### EXERCISE DIRECTIONS
Are you able to retype all the records below exactly?

### DATASET CONTENT
— BEGIN —
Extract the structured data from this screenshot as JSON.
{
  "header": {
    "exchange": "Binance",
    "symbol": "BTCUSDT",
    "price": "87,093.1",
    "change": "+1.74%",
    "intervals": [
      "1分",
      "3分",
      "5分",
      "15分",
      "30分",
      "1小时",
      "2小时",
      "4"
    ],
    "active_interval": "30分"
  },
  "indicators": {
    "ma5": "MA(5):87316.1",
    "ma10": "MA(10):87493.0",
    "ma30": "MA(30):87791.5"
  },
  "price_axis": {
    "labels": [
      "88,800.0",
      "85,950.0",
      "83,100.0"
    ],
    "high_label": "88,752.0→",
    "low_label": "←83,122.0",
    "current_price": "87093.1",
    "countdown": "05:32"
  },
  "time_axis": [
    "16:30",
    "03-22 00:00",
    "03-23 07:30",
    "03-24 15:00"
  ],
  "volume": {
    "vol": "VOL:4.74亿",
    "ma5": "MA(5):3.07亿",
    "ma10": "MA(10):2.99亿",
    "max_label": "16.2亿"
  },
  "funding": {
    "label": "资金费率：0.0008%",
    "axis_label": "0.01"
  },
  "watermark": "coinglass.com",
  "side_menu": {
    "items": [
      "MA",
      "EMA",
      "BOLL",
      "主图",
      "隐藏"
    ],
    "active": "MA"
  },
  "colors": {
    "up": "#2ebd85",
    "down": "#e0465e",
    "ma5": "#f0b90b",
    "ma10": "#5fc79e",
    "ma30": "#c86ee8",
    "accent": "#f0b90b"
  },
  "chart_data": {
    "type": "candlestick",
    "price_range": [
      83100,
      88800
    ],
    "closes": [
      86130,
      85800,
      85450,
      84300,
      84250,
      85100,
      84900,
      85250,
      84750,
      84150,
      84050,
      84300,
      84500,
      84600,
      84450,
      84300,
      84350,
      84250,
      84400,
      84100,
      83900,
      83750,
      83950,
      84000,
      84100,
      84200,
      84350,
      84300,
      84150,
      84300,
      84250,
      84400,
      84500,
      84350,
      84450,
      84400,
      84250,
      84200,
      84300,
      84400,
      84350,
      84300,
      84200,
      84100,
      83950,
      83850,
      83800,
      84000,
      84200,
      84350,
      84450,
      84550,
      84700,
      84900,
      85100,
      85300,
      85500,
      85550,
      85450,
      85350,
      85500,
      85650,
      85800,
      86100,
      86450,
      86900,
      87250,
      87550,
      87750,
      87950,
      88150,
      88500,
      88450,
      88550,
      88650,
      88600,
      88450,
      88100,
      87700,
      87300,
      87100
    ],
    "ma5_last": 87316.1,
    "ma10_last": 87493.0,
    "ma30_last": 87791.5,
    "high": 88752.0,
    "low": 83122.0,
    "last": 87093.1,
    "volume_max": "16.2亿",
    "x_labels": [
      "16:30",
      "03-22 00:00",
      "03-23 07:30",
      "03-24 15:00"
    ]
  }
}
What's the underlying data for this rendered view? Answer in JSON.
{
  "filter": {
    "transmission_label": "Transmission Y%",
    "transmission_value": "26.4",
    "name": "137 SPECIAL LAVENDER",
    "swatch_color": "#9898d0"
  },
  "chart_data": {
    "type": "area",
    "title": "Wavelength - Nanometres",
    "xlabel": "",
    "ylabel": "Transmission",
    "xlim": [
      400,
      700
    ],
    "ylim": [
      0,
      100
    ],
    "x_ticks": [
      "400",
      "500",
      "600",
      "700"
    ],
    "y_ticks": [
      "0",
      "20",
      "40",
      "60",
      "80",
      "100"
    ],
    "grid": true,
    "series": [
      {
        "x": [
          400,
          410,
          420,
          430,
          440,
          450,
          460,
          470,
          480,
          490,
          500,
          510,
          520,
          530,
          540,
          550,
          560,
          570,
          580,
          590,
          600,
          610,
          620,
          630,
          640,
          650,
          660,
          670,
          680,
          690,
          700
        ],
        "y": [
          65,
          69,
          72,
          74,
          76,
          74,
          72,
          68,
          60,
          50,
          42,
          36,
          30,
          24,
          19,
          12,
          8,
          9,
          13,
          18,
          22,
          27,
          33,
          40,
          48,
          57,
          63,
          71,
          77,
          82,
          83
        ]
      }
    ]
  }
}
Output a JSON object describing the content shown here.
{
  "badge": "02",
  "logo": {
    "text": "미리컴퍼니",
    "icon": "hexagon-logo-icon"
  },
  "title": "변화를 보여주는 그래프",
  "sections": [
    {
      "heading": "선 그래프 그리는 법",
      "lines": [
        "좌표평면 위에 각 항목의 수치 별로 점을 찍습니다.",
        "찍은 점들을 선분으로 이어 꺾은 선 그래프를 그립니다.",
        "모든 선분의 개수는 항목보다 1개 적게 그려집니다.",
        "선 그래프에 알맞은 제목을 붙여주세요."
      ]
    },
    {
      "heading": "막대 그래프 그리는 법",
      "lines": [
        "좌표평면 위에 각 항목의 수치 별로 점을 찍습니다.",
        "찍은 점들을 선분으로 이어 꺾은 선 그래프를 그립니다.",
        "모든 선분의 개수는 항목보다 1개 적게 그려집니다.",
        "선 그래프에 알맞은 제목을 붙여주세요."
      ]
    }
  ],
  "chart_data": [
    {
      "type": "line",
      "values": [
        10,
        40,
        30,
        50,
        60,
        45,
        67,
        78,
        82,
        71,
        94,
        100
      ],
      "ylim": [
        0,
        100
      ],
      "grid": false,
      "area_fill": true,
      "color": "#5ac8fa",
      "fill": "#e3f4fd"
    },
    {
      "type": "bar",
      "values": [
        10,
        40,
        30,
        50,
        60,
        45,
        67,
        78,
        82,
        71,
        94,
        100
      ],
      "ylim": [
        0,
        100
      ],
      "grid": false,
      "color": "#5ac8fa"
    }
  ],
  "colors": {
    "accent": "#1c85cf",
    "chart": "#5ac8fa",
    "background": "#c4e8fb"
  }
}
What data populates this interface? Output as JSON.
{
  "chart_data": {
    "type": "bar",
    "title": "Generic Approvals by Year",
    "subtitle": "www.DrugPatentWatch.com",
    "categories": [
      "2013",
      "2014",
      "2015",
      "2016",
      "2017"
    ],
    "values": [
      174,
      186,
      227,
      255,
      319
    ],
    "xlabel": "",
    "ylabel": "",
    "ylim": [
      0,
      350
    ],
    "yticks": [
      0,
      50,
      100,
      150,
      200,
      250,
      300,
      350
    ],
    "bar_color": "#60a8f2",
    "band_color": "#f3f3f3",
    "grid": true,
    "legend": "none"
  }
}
— END —
### RESPONSE BELOW
Extract the structured data from this screenshot as JSON.
{
  "header": {
    "exchange": "Binance",
    "symbol": "BTCUSDT",
    "price": "87,093.1",
    "change": "+1.74%",
    "intervals": [
      "1分",
      "3分",
      "5分",
      "15分",
      "30分",
      "1小时",
      "2小时",
      "4"
    ],
    "active_interval": "30分"
  },
  "indicators": {
    "ma5": "MA(5):87316.1",
    "ma10": "MA(10):87493.0",
    "ma30": "MA(30):87791.5"
  },
  "price_axis": {
    "labels": [
      "88,800.0",
      "85,950.0",
      "83,100.0"
    ],
    "high_label": "88,752.0→",
    "low_label": "←83,122.0",
    "current_price": "87093.1",
    "countdown": "05:32"
  },
  "time_axis": [
    "16:30",
    "03-22 00:00",
    "03-23 07:30",
    "03-24 15:00"
  ],
  "volume": {
    "vol": "VOL:4.74亿",
    "ma5": "MA(5):3.07亿",
    "ma10": "MA(10):2.99亿",
    "max_label": "16.2亿"
  },
  "funding": {
    "label": "资金费率：0.0008%",
    "axis_label": "0.01"
  },
  "watermark": "coinglass.com",
  "side_menu": {
    "items": [
      "MA",
      "EMA",
      "BOLL",
      "主图",
      "隐藏"
    ],
    "active": "MA"
  },
  "colors": {
    "up": "#2ebd85",
    "down": "#e0465e",
    "ma5": "#f0b90b",
    "ma10": "#5fc79e",
    "ma30": "#c86ee8",
    "accent": "#f0b90b"
  },
  "chart_data": {
    "type": "candlestick",
    "price_range": [
      83100,
      88800
    ],
    "closes": [
      86130,
      85800,
      85450,
      84300,
      84250,
      85100,
      84900,
      85250,
      84750,
      84150,
      84050,
      84300,
      84500,
      84600,
      84450,
      84300,
      84350,
      84250,
      84400,
      84100,
      83900,
      83750,
      83950,
      84000,
      84100,
      84200,
      84350,
      84300,
      84150,
      84300,
      84250,
      84400,
      84500,
      84350,
      84450,
      84400,
      84250,
      84200,
      84300,
      84400,
      84350,
      84300,
      84200,
      84100,
      83950,
      83850,
      83800,
      84000,
      84200,
      84350,
      84450,
      84550,
      84700,
      84900,
      85100,
      85300,
      85500,
      85550,
      85450,
      85350,
      85500,
      85650,
      85800,
      86100,
      86450,
      86900,
      87250,
      87550,
      87750,
      87950,
      88150,
      88500,
      88450,
      88550,
      88650,
      88600,
      88450,
      88100,
      87700,
      87300,
      87100
    ],
    "ma5_last": 87316.1,
    "ma10_last": 87493.0,
    "ma30_last": 87791.5,
    "high": 88752.0,
    "low": 83122.0,
    "last": 87093.1,
    "volume_max": "16.2亿",
    "x_labels": [
      "16:30",
      "03-22 00:00",
      "03-23 07:30",
      "03-24 15:00"
    ]
  }
}
What's the underlying data for this rendered view? Answer in JSON.
{
  "filter": {
    "transmission_label": "Transmission Y%",
    "transmission_value": "26.4",
    "name": "137 SPECIAL LAVENDER",
    "swatch_color": "#9898d0"
  },
  "chart_data": {
    "type": "area",
    "title": "Wavelength - Nanometres",
    "xlabel": "",
    "ylabel": "Transmission",
    "xlim": [
      400,
      700
    ],
    "ylim": [
      0,
      100
    ],
    "x_ticks": [
      "400",
      "500",
      "600",
      "700"
    ],
    "y_ticks": [
      "0",
      "20",
      "40",
      "60",
      "80",
      "100"
    ],
    "grid": true,
    "series": [
      {
        "x": [
          400,
          410,
          420,
          430,
          440,
          450,
          460,
          470,
          480,
          490,
          500,
          510,
          520,
          530,
          540,
          550,
          560,
          570,
          580,
          590,
          600,
          610,
          620,
          630,
          640,
          650,
          660,
          670,
          680,
          690,
          700
        ],
        "y": [
          65,
          69,
          72,
          74,
          76,
          74,
          72,
          68,
          60,
          50,
          42,
          36,
          30,
          24,
          19,
          12,
          8,
          9,
          13,
          18,
          22,
          27,
          33,
          40,
          48,
          57,
          63,
          71,
          77,
          82,
          83
        ]
      }
    ]
  }
}
Output a JSON object describing the content shown here.
{
  "badge": "02",
  "logo": {
    "text": "미리컴퍼니",
    "icon": "hexagon-logo-icon"
  },
  "title": "변화를 보여주는 그래프",
  "sections": [
    {
      "heading": "선 그래프 그리는 법",
      "lines": [
        "좌표평면 위에 각 항목의 수치 별로 점을 찍습니다.",
        "찍은 점들을 선분으로 이어 꺾은 선 그래프를 그립니다.",
        "모든 선분의 개수는 항목보다 1개 적게 그려집니다.",
        "선 그래프에 알맞은 제목을 붙여주세요."
      ]
    },
    {
      "heading": "막대 그래프 그리는 법",
      "lines": [
        "좌표평면 위에 각 항목의 수치 별로 점을 찍습니다.",
        "찍은 점들을 선분으로 이어 꺾은 선 그래프를 그립니다.",
        "모든 선분의 개수는 항목보다 1개 적게 그려집니다.",
        "선 그래프에 알맞은 제목을 붙여주세요."
      ]
    }
  ],
  "chart_data": [
    {
      "type": "line",
      "values": [
        10,
        40,
        30,
        50,
        60,
        45,
        67,
        78,
        82,
        71,
        94,
        100
      ],
      "ylim": [
        0,
        100
      ],
      "grid": false,
      "area_fill": true,
      "color": "#5ac8fa",
      "fill": "#e3f4fd"
    },
    {
      "type": "bar",
      "values": [
        10,
        40,
        30,
        50,
        60,
        45,
        67,
        78,
        82,
        71,
        94,
        100
      ],
      "ylim": [
        0,
        100
      ],
      "grid": false,
      "color": "#5ac8fa"
    }
  ],
  "colors": {
    "accent": "#1c85cf",
    "chart": "#5ac8fa",
    "background": "#c4e8fb"
  }
}
What data populates this interface? Output as JSON.
{
  "chart_data": {
    "type": "bar",
    "title": "Generic Approvals by Year",
    "subtitle": "www.DrugPatentWatch.com",
    "categories": [
      "2013",
      "2014",
      "2015",
      "2016",
      "2017"
    ],
    "values": [
      174,
      186,
      227,
      255,
      319
    ],
    "xlabel": "",
    "ylabel": "",
    "ylim": [
      0,
      350
    ],
    "yticks": [
      0,
      50,
      100,
      150,
      200,
      250,
      300,
      350
    ],
    "bar_color": "#60a8f2",
    "band_color": "#f3f3f3",
    "grid": true,
    "legend": "none"
  }
}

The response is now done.